Id. at 509. See also, Synergy Sport International, Ltd. v. United
States, 17 C.I.T.___, Slip Op. 93-5 (CT. Int'l Trade January 12,
1993).
As a general matter in situations of this type, Customs
presumes that the price paid by the importer is the basis of
transaction value. However, in order to rebut this presumption,
the importer must in accordance with the court's standard in
Nissho, provide evidence that establishes that at the time the
middleman purchased, or contracted to purchase, the imported
merchandise the goods were "clearly destined for export to the
United States" and that the manufacturer and middleman dealt with
each other at "arm's length." In addition to review of relevant
documentary evidence, the facts must describe in detail the roles
of all the various parties pertaining to each transaction that
was involved in the exportation of the merchandise to the United
States. If there is more than one possible sale for exportation,
information and documentation about each of them should be
provided. Relevant documents include, purchase orders, invoices,
proof of payment, contracts and any additional documents (e.g.
correspondence) which demonstrate how the parties dealt with one
another and which support the claim that the merchandise was
clearly destined to the United States. If any of these documents
do not exist, or exist but are not available, the ruling request
should so provide. What we are looking for is a complete paper
trail of the imported merchandise showing the structure of the
entire transaction. If the request covers many importations, it
is acceptable to submit documents pertaining to some of the
importations provided complete sets of documents are furnished,
the underlying circumstances are the same, and the documents are
representative of the documents used in all the transactions.
Any differences should be explained.
In a recent case that reflects the Customs position, HRL
546658, dated January 30, 1998, we indicated that it must be
evident throughout the transaction that the merchandise is
clearly destined for the United States and that it is not
sufficient to establish after the merchandise was ordered and
manufactured, at the time of shipment, near the end of the
transaction, that it will be going to the United States. There,
we determined that evidence that the boxes of the imported
articles were addressed to the United States when delivered to
the carrier was insufficient by itself to establish that the
articles were clearly destined to the United States.
In the instant case, the protestant contends that based on
the Nissho and Synergy decisions, the transaction value for the
imported merchandise should be based on the sales between the
Mantex and Jaiddex. In determining if this claim is valid, the
first question to be addressed is whether there was a bona fide
sale between these middlemen.
For Customs purposes, a "sale" generally is defined as a
transfer of ownership in property from one party to another for a
consideration. J.L. Wood v. United States, 62 CCPA 25, 33;
C.A.D. 1139 (1974). Although J.L. Wood was decided under the
prior appraisement statute, Customs recognizes this definition
under the TAA. Several factors may indicate whether a bona fide
sale exists between potential seller and buyer. In determining
whether property or ownership has been transferred, Customs
considers whether the alleged buyer has assumed the risk of loss
and acquired title to the imported merchandise. In addition,
Customs may examine whether the alleged buyer paid for the goods,
whether such payments are linked to specific importations of
merchandise, and whether, in general, the roles of the parties
and circumstances of the transaction indicate that the parties
are functioning as buyer and seller. See, HRL 545542, dated
December 9,
1994; HRL 545705, dated January 27, 1995; HRL 545550, dated
September 13, 1995; HRL 545980, dated December 12, 1995; HRL
546128, dated July 26, 1996; and HRL 546225, dated April 14,
1997.

Excerpt from a data file:
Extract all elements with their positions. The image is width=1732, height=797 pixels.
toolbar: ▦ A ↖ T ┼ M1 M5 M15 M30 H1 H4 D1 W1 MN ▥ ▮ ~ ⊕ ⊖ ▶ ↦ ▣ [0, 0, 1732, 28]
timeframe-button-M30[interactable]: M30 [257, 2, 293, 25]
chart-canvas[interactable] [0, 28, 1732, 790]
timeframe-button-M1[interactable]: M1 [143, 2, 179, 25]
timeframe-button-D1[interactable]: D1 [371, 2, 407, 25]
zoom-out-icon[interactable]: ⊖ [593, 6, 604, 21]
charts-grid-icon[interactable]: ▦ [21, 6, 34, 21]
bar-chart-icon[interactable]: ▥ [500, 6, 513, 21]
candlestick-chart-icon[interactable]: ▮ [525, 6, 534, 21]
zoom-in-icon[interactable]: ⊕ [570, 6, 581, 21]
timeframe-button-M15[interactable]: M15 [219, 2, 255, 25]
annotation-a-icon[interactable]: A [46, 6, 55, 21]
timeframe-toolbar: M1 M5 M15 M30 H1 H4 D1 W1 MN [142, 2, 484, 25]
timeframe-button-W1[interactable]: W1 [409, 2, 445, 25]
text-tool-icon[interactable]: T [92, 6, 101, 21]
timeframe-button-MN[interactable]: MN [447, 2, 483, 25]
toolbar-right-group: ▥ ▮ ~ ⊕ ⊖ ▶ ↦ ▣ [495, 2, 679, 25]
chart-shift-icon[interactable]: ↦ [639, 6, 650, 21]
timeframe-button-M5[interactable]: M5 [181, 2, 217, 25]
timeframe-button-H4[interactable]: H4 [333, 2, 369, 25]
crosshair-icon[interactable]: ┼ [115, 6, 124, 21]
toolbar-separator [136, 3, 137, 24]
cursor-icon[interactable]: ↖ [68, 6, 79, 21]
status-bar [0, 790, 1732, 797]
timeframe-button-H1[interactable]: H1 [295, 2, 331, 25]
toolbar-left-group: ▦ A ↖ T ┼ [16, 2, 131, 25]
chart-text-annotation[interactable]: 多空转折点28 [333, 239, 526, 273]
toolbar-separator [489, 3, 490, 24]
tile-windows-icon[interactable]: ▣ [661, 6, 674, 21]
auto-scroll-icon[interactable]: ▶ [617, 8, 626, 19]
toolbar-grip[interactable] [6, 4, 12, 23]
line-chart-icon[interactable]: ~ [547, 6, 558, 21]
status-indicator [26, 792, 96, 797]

### Task 1
Reproduce the entries word for word, from the first one in the data file through the line that contains "zoom-in-icon[interactable]: ⊕ [570, 6, 581, 21]".
### Task 2
Carry on the passage about Customs transaction value and bona fide sales after its final sentence.
The passage and the entries were taken from unrelated sources.

### Written reply 1
Extract all elements with their positions. The image is width=1732, height=797 pixels.
toolbar: ▦ A ↖ T ┼ M1 M5 M15 M30 H1 H4 D1 W1 MN ▥ ▮ ~ ⊕ ⊖ ▶ ↦ ▣ [0, 0, 1732, 28]
timeframe-button-M30[interactable]: M30 [257, 2, 293, 25]
chart-canvas[interactable] [0, 28, 1732, 790]
timeframe-button-M1[interactable]: M1 [143, 2, 179, 25]
timeframe-button-D1[interactable]: D1 [371, 2, 407, 25]
zoom-out-icon[interactable]: ⊖ [593, 6, 604, 21]
charts-grid-icon[interactable]: ▦ [21, 6, 34, 21]
bar-chart-icon[interactable]: ▥ [500, 6, 513, 21]
candlestick-chart-icon[interactable]: ▮ [525, 6, 534, 21]
zoom-in-icon[interactable]: ⊕ [570, 6, 581, 21]

### Written reply 2
Customs ruled on a similar transaction in Headquarters
Ruling Letter (HRL) 545980, dated December 12, 1995. There,
where the instant protestant, CAS, imported wearing apparel from
a factory in Singapore, Customs found that the sale between the
factory and the middleman, Jaiddex, was not properly documented.
Additionally, title and risk of loss passed from the factory to
the middleman, then immediately to the importer. Customs also
noted that proof of payment from the middleman to the factory was
not adequate, in that payment could not be matched up with the
transactions. Consequently, Customs held that a bona fide sale
did not exist between the factory and the middleman.
The protestant claims that the instant facts are
distinguishable from those in HRL 545980, in that, the first sale
between Mantex and Jaiddex is clearly supported by separate
invoices issued by Mantex to Jaiddex and by Jaiddex to CAS.
These invoices are accompanied by proof of payment which clearly
identify the parties to the transaction as well as the style
number, order confirmation number and quantity. Invoices on
Mantex's letterhead describing these transactions have been
presented with the entry and protest papers. Bank documents
substantiating Jaiddex's payment of the invoiced prices have been
submitted with the protest. The protestant states that Mantex
and Jaiddex are unrelated parties, which may be presumed to deal
with each other at arm's length.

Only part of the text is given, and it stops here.